■ WHAT IS BEING ASKED: Go through the data below and gather each line containing "JSON".

Source data
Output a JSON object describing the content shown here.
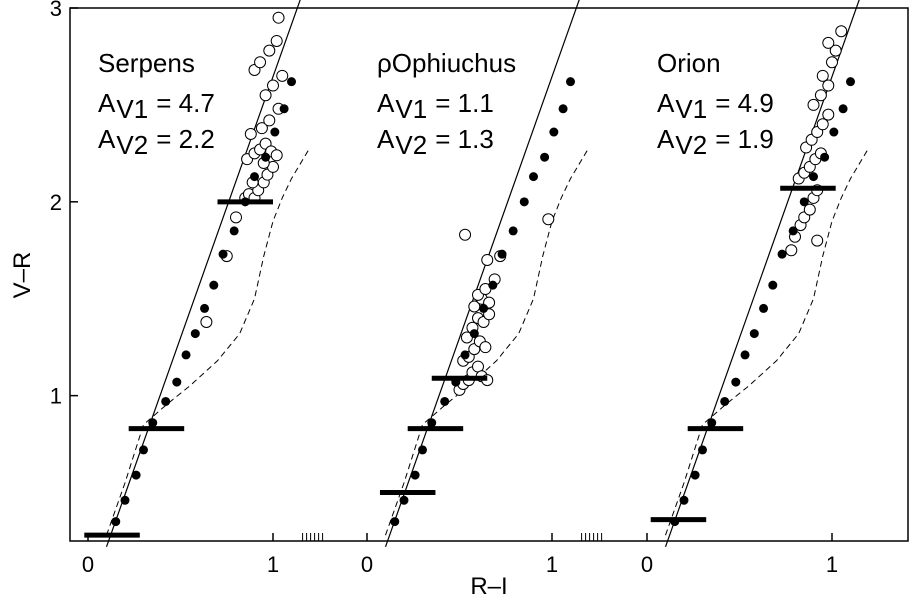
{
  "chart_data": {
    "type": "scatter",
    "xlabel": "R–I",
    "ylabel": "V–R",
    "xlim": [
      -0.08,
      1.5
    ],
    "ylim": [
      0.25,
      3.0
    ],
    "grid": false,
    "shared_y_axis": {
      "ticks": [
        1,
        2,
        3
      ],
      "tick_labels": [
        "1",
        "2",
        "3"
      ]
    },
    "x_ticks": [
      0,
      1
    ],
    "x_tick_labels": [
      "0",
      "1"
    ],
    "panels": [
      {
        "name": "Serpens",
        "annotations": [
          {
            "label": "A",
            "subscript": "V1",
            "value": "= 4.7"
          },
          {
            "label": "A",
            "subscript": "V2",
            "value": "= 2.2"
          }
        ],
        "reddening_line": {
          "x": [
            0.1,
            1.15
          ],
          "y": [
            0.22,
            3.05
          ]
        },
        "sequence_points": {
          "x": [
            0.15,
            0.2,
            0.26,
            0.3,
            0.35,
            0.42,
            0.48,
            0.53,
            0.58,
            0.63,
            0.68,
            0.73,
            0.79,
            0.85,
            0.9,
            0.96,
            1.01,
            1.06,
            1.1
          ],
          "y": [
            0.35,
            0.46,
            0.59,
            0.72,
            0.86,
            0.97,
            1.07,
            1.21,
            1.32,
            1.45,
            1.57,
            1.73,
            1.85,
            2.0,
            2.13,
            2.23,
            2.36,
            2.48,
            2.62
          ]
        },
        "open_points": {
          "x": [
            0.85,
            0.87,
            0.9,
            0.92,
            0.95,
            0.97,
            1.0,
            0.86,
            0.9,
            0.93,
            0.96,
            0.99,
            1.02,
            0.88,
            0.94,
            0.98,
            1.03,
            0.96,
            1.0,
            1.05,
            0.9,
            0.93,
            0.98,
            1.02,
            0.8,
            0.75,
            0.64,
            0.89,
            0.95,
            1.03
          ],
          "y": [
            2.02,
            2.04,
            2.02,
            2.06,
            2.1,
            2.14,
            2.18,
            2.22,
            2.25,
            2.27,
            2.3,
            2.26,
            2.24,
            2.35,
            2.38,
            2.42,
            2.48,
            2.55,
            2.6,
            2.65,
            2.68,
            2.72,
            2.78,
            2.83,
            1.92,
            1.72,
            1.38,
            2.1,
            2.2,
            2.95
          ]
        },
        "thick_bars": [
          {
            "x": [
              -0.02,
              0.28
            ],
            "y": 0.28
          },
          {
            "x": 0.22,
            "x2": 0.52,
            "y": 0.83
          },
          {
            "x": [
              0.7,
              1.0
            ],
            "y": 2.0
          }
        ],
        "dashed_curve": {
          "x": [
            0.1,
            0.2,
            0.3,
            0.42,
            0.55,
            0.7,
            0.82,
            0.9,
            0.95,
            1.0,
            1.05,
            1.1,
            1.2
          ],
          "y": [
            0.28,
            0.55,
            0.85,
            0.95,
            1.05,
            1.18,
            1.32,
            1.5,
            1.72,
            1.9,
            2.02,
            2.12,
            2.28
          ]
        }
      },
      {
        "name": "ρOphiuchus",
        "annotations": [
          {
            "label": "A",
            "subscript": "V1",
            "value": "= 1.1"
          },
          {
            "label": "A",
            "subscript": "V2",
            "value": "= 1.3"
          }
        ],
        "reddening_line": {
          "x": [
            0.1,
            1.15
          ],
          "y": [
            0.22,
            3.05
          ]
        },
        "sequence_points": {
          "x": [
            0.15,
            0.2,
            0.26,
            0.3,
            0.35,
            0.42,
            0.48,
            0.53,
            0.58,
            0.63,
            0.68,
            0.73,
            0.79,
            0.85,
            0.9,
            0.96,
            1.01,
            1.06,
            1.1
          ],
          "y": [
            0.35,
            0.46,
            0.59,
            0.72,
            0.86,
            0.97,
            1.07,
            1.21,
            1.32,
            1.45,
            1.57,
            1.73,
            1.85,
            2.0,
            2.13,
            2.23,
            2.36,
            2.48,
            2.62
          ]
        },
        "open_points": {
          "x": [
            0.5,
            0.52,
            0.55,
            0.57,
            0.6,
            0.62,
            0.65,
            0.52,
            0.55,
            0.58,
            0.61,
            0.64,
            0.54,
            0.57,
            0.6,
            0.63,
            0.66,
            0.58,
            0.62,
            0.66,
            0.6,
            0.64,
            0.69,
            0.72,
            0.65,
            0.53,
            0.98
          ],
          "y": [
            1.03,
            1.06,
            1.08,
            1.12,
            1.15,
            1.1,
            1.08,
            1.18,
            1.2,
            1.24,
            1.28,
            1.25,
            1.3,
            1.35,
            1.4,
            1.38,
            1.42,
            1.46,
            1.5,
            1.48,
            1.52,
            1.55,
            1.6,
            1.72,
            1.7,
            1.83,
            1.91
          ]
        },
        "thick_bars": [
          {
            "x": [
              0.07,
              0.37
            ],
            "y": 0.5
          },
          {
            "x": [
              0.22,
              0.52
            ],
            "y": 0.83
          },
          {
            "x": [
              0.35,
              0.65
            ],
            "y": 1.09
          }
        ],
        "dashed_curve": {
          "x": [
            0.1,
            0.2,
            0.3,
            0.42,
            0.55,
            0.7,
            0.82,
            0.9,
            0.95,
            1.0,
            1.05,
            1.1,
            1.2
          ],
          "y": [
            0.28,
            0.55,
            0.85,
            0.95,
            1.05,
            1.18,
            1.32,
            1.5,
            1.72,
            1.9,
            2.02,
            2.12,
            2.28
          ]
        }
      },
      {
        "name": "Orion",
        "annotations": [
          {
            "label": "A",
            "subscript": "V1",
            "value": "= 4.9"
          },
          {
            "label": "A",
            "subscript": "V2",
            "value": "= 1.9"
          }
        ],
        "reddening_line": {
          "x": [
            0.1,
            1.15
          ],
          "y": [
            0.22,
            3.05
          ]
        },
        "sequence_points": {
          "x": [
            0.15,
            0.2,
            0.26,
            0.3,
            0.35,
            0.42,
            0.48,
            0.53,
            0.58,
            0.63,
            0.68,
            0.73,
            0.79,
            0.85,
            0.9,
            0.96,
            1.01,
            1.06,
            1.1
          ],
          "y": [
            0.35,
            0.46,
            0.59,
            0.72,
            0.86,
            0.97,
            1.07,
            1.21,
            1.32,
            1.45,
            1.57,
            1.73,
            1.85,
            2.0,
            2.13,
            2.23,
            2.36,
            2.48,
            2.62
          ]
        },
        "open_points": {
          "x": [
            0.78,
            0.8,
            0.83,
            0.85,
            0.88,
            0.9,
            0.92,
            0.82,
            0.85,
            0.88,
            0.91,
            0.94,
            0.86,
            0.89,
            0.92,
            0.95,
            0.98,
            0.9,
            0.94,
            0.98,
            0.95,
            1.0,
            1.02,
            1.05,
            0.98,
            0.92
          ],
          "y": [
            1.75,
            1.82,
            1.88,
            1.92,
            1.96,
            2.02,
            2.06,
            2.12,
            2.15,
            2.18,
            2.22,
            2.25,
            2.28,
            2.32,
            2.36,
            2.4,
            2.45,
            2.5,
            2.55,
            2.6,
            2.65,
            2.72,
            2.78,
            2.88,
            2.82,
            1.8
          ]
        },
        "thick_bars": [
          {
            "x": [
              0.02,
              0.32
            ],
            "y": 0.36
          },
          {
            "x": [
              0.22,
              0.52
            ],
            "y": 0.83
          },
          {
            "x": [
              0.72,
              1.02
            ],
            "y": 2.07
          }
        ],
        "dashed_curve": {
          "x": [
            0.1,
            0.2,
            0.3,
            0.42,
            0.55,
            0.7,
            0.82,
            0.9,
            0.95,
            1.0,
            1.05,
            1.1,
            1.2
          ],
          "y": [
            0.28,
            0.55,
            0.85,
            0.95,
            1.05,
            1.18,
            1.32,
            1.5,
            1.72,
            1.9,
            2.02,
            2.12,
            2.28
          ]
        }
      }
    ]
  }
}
--
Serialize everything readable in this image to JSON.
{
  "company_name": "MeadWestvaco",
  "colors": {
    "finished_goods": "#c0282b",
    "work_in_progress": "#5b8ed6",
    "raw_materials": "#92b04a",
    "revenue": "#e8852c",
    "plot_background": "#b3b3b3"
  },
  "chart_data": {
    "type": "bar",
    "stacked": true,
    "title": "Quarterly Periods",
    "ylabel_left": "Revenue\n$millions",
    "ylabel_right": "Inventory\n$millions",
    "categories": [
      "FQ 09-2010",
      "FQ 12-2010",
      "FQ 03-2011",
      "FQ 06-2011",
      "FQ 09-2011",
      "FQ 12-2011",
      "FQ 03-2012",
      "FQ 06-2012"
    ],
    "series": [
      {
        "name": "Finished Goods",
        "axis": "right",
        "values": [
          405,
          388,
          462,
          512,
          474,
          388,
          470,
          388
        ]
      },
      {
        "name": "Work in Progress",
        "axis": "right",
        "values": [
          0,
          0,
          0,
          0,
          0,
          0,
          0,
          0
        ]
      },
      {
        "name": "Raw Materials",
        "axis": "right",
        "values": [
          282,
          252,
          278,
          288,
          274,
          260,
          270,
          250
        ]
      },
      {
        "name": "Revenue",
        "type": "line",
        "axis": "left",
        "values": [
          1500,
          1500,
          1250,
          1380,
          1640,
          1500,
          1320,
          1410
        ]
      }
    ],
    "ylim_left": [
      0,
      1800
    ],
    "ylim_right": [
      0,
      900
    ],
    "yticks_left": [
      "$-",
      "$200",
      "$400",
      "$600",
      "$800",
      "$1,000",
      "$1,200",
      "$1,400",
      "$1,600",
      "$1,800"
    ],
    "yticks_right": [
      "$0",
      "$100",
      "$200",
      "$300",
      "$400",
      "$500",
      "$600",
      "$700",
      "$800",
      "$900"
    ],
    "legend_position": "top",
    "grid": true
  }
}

■ SOLUTION:
Output a JSON object describing the content shown here.
Serialize everything readable in this image to JSON.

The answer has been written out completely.